=== Source material ===
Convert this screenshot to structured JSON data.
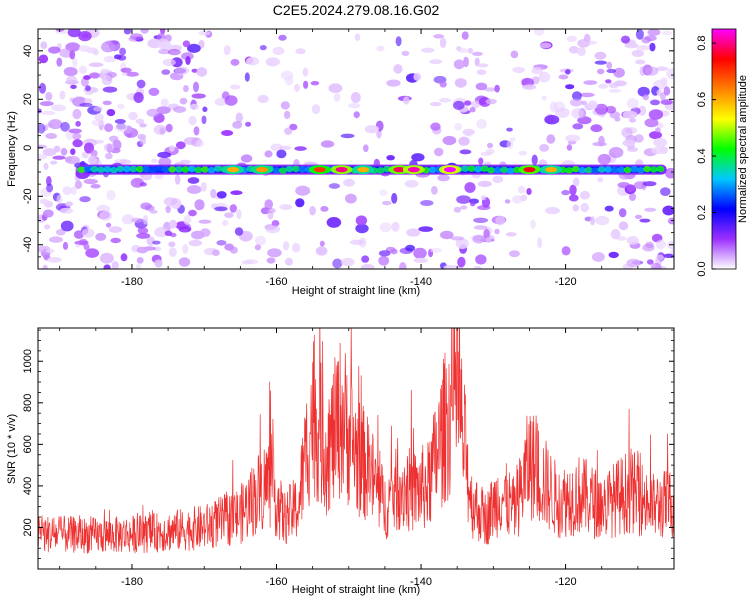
{
  "page_title": "C2E5.2024.279.08.16.G02",
  "chart_data": [
    {
      "type": "heatmap",
      "title": "C2E5.2024.279.08.16.G02",
      "xlabel": "Height of straight line (km)",
      "ylabel": "Frequency (Hz)",
      "xlim": [
        -193,
        -105
      ],
      "ylim": [
        -50,
        49
      ],
      "xticks": [
        -180,
        -160,
        -140,
        -120
      ],
      "yticks": [
        40,
        20,
        0,
        -20,
        -40
      ],
      "colorbar": {
        "label": "Normalized spectral amplitude",
        "range": [
          0.0,
          0.85
        ],
        "ticks": [
          0.0,
          0.2,
          0.4,
          0.6,
          0.8
        ],
        "colormap": [
          "#ffffff",
          "#9b30ff",
          "#0000ff",
          "#00c8ff",
          "#00ff00",
          "#ffff00",
          "#ff8000",
          "#ff0000",
          "#ff00ff"
        ]
      },
      "signal_band": {
        "frequency_hz": -9,
        "x_start": -187,
        "x_end": -106,
        "peaks": [
          {
            "x": -166,
            "value": 0.6
          },
          {
            "x": -162,
            "value": 0.62
          },
          {
            "x": -154,
            "value": 0.7
          },
          {
            "x": -151,
            "value": 0.8
          },
          {
            "x": -148,
            "value": 0.6
          },
          {
            "x": -143,
            "value": 0.78
          },
          {
            "x": -141,
            "value": 0.82
          },
          {
            "x": -136,
            "value": 0.85
          },
          {
            "x": -125,
            "value": 0.75
          },
          {
            "x": -122,
            "value": 0.6
          }
        ]
      }
    },
    {
      "type": "line",
      "xlabel": "Height of straight line (km)",
      "ylabel": "SNR (10 * v/v)",
      "xlim": [
        -193,
        -105
      ],
      "ylim": [
        0,
        1160
      ],
      "xticks": [
        -180,
        -160,
        -140,
        -120
      ],
      "yticks": [
        200,
        400,
        600,
        800,
        1000
      ],
      "line_color": "#ee3030",
      "envelope": [
        {
          "x": -193,
          "y": 170
        },
        {
          "x": -185,
          "y": 160
        },
        {
          "x": -178,
          "y": 170
        },
        {
          "x": -170,
          "y": 200
        },
        {
          "x": -165,
          "y": 260
        },
        {
          "x": -161,
          "y": 430
        },
        {
          "x": -159,
          "y": 240
        },
        {
          "x": -157,
          "y": 300
        },
        {
          "x": -155,
          "y": 760
        },
        {
          "x": -153,
          "y": 560
        },
        {
          "x": -151,
          "y": 740
        },
        {
          "x": -149,
          "y": 560
        },
        {
          "x": -147,
          "y": 460
        },
        {
          "x": -145,
          "y": 300
        },
        {
          "x": -143,
          "y": 400
        },
        {
          "x": -141,
          "y": 370
        },
        {
          "x": -139,
          "y": 400
        },
        {
          "x": -137,
          "y": 650
        },
        {
          "x": -135,
          "y": 850
        },
        {
          "x": -133,
          "y": 320
        },
        {
          "x": -131,
          "y": 240
        },
        {
          "x": -129,
          "y": 360
        },
        {
          "x": -127,
          "y": 280
        },
        {
          "x": -125,
          "y": 520
        },
        {
          "x": -123,
          "y": 420
        },
        {
          "x": -121,
          "y": 320
        },
        {
          "x": -118,
          "y": 360
        },
        {
          "x": -115,
          "y": 300
        },
        {
          "x": -111,
          "y": 380
        },
        {
          "x": -108,
          "y": 300
        },
        {
          "x": -105,
          "y": 320
        }
      ]
    }
  ]
}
===
The exercise:
From the entries, copy out each line containing the word "value".

Solution:
            "value": 0.6
            "value": 0.62
            "value": 0.7
            "value": 0.8
            "value": 0.6
            "value": 0.78
            "value": 0.82
            "value": 0.85
            "value": 0.75
            "value": 0.6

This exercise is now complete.